> _EXERCISE BRIEF_:
Reproduce the records below exactly as they appear.

> _RECORDS FOR THIS EXERCISE_:
===
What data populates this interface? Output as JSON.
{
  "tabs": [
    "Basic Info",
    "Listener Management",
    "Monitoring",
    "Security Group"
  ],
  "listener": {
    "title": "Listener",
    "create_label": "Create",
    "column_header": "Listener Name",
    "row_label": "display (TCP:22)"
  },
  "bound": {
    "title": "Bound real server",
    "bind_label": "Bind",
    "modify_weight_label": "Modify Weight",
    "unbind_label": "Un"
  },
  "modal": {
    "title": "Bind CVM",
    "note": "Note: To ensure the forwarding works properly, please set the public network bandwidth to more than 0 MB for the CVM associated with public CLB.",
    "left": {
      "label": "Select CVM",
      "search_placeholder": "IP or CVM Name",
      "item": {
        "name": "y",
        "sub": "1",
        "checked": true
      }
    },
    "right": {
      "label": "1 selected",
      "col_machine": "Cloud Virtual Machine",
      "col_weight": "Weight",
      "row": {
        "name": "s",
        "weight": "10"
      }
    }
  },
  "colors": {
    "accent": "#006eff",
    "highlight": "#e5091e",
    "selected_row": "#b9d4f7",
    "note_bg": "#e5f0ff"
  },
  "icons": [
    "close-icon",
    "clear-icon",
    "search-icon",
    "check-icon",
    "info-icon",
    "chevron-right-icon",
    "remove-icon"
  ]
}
===
> _REPLY TO THE TASK_:
What data populates this interface? Output as JSON.
{
  "tabs": [
    "Basic Info",
    "Listener Management",
    "Monitoring",
    "Security Group"
  ],
  "listener": {
    "title": "Listener",
    "create_label": "Create",
    "column_header": "Listener Name",
    "row_label": "display (TCP:22)"
  },
  "bound": {
    "title": "Bound real server",
    "bind_label": "Bind",
    "modify_weight_label": "Modify Weight",
    "unbind_label": "Un"
  },
  "modal": {
    "title": "Bind CVM",
    "note": "Note: To ensure the forwarding works properly, please set the public network bandwidth to more than 0 MB for the CVM associated with public CLB.",
    "left": {
      "label": "Select CVM",
      "search_placeholder": "IP or CVM Name",
      "item": {
        "name": "y",
        "sub": "1",
        "checked": true
      }
    },
    "right": {
      "label": "1 selected",
      "col_machine": "Cloud Virtual Machine",
      "col_weight": "Weight",
      "row": {
        "name": "s",
        "weight": "10"
      }
    }
  },
  "colors": {
    "accent": "#006eff",
    "highlight": "#e5091e",
    "selected_row": "#b9d4f7",
    "note_bg": "#e5f0ff"
  },
  "icons": [
    "close-icon",
    "clear-icon",
    "search-icon",
    "check-icon",
    "info-icon",
    "chevron-right-icon",
    "remove-icon"
  ]
}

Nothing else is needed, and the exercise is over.